Short problem ▸
Write out the records again, exactly, leaving none out.

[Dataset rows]
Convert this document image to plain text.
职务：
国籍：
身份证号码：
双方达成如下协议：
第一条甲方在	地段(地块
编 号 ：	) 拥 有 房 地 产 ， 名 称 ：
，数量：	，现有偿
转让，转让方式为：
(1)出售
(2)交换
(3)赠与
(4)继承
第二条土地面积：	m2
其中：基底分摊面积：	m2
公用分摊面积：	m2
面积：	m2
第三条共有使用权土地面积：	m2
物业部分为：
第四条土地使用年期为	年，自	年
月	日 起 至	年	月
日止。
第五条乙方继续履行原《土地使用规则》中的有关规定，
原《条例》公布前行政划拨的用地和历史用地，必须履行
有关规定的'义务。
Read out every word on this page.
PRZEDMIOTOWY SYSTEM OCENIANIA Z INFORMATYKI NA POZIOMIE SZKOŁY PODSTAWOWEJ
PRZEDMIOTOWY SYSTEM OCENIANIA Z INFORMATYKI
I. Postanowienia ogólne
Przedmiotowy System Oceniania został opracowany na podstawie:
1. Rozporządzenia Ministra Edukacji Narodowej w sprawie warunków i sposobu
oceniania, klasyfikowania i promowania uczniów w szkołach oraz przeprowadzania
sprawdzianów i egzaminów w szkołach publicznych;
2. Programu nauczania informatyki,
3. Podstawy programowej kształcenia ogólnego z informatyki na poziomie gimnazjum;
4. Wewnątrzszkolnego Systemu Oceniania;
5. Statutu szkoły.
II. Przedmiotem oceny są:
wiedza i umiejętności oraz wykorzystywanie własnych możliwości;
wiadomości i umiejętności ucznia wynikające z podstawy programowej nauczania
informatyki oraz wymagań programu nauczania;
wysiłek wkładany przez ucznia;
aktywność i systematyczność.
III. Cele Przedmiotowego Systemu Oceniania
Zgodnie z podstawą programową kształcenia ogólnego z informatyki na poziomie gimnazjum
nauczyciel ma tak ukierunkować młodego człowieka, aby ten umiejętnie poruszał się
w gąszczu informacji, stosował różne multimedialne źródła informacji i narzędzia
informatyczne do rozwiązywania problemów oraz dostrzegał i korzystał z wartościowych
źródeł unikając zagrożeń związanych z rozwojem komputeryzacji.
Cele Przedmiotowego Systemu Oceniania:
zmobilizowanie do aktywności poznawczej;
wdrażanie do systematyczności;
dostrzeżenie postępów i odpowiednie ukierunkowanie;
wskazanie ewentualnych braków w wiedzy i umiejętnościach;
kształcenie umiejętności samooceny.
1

Response below ▸
Convert this document image to plain text.
职务：
国籍：
身份证号码：
双方达成如下协议：
第一条甲方在	地段(地块
编 号 ：	) 拥 有 房 地 产 ， 名 称 ：
，数量：	，现有偿
转让，转让方式为：
(1)出售
(2)交换
(3)赠与
(4)继承
第二条土地面积：	m2
其中：基底分摊面积：	m2
公用分摊面积：	m2
面积：	m2
第三条共有使用权土地面积：	m2
物业部分为：
第四条土地使用年期为	年，自	年
月	日 起 至	年	月
日止。
第五条乙方继续履行原《土地使用规则》中的有关规定，
原《条例》公布前行政划拨的用地和历史用地，必须履行
有关规定的'义务。
Read out every word on this page.
PRZEDMIOTOWY SYSTEM OCENIANIA Z INFORMATYKI NA POZIOMIE SZKOŁY PODSTAWOWEJ
PRZEDMIOTOWY SYSTEM OCENIANIA Z INFORMATYKI
I. Postanowienia ogólne
Przedmiotowy System Oceniania został opracowany na podstawie:
1. Rozporządzenia Ministra Edukacji Narodowej w sprawie warunków i sposobu
oceniania, klasyfikowania i promowania uczniów w szkołach oraz przeprowadzania
sprawdzianów i egzaminów w szkołach publicznych;
2. Programu nauczania informatyki,
3. Podstawy programowej kształcenia ogólnego z informatyki na poziomie gimnazjum;
4. Wewnątrzszkolnego Systemu Oceniania;
5. Statutu szkoły.
II. Przedmiotem oceny są:
wiedza i umiejętności oraz wykorzystywanie własnych możliwości;
wiadomości i umiejętności ucznia wynikające z podstawy programowej nauczania
informatyki oraz wymagań programu nauczania;
wysiłek wkładany przez ucznia;
aktywność i systematyczność.
III. Cele Przedmiotowego Systemu Oceniania
Zgodnie z podstawą programową kształcenia ogólnego z informatyki na poziomie gimnazjum
nauczyciel ma tak ukierunkować młodego człowieka, aby ten umiejętnie poruszał się
w gąszczu informacji, stosował różne multimedialne źródła informacji i narzędzia
informatyczne do rozwiązywania problemów oraz dostrzegał i korzystał z wartościowych
źródeł unikając zagrożeń związanych z rozwojem komputeryzacji.
Cele Przedmiotowego Systemu Oceniania:
zmobilizowanie do aktywności poznawczej;
wdrażanie do systematyczności;
dostrzeżenie postępów i odpowiednie ukierunkowanie;
wskazanie ewentualnych braków w wiedzy i umiejętnościach;
kształcenie umiejętności samooceny.
1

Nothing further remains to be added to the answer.